> **Short exercise**: Go through the records and show each line where the word "Disk" occurs.

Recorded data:
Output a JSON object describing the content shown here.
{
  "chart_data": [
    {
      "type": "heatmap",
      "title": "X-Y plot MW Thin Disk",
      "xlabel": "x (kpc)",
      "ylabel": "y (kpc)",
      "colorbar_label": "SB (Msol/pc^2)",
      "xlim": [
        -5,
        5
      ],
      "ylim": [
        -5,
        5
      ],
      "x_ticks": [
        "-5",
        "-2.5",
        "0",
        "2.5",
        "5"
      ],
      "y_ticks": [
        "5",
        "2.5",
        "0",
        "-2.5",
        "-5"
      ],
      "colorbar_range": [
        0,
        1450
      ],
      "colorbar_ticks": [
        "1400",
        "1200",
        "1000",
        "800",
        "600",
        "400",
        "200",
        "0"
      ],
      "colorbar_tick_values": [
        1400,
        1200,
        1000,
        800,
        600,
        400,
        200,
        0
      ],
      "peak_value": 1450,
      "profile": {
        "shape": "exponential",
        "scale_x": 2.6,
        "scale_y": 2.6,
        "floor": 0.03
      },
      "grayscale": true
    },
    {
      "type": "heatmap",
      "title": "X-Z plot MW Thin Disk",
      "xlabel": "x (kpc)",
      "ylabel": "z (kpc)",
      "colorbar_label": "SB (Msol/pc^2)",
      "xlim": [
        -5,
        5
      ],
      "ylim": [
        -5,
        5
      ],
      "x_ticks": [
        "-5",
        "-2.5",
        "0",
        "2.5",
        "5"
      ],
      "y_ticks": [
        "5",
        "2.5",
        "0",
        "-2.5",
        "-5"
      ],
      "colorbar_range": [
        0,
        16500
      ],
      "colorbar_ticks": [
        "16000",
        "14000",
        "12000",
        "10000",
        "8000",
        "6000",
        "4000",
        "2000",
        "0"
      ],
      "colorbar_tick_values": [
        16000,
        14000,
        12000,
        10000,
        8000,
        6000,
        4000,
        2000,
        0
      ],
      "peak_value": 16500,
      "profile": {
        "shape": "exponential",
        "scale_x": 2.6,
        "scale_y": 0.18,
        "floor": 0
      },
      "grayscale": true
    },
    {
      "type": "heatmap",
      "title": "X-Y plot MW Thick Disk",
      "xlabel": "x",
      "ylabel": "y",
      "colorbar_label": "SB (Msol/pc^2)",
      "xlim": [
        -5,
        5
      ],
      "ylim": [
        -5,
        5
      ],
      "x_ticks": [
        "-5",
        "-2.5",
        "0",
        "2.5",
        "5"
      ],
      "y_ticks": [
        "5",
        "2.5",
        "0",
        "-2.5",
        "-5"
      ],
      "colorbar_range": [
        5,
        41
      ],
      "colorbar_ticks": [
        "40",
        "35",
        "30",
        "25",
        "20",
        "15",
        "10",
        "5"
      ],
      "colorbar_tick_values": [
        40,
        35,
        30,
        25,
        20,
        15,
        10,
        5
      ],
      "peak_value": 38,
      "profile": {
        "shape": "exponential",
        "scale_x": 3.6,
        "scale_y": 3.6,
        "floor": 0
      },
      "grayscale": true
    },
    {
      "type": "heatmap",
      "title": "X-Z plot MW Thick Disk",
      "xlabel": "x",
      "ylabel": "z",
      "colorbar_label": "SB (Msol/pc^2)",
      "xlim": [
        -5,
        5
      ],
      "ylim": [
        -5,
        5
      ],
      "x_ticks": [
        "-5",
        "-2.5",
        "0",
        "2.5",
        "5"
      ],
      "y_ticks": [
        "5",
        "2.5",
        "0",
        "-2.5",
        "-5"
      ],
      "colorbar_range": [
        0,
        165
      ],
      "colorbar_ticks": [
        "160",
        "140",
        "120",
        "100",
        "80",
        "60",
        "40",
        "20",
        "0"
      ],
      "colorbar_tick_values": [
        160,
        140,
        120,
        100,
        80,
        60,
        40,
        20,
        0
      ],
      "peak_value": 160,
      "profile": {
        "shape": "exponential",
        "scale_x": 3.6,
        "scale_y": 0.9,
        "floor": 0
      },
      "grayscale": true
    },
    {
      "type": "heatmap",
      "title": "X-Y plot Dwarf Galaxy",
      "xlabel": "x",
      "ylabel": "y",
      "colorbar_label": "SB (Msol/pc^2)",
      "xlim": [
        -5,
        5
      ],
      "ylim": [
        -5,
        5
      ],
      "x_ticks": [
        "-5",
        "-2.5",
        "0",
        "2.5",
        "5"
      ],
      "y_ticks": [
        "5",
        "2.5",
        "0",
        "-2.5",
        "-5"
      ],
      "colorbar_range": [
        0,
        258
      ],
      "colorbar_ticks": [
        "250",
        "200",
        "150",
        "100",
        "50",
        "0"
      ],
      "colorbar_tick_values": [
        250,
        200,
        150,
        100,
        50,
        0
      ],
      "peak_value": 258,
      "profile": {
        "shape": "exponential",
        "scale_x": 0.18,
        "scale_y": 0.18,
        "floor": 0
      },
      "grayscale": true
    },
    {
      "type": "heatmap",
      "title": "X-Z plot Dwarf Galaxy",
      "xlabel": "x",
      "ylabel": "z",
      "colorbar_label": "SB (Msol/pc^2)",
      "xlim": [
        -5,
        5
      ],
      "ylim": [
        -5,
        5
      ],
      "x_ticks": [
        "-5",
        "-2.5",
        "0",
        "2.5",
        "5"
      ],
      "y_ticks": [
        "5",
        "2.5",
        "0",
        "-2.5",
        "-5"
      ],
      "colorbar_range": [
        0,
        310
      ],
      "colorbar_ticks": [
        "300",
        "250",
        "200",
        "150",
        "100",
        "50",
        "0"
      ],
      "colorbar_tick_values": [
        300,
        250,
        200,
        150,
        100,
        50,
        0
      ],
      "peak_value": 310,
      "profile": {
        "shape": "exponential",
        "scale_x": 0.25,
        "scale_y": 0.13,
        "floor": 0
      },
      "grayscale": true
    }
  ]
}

> **Expected answer**:
      "title": "X-Y plot MW Thin Disk",
      "title": "X-Z plot MW Thin Disk",
      "title": "X-Y plot MW Thick Disk",
      "title": "X-Z plot MW Thick Disk",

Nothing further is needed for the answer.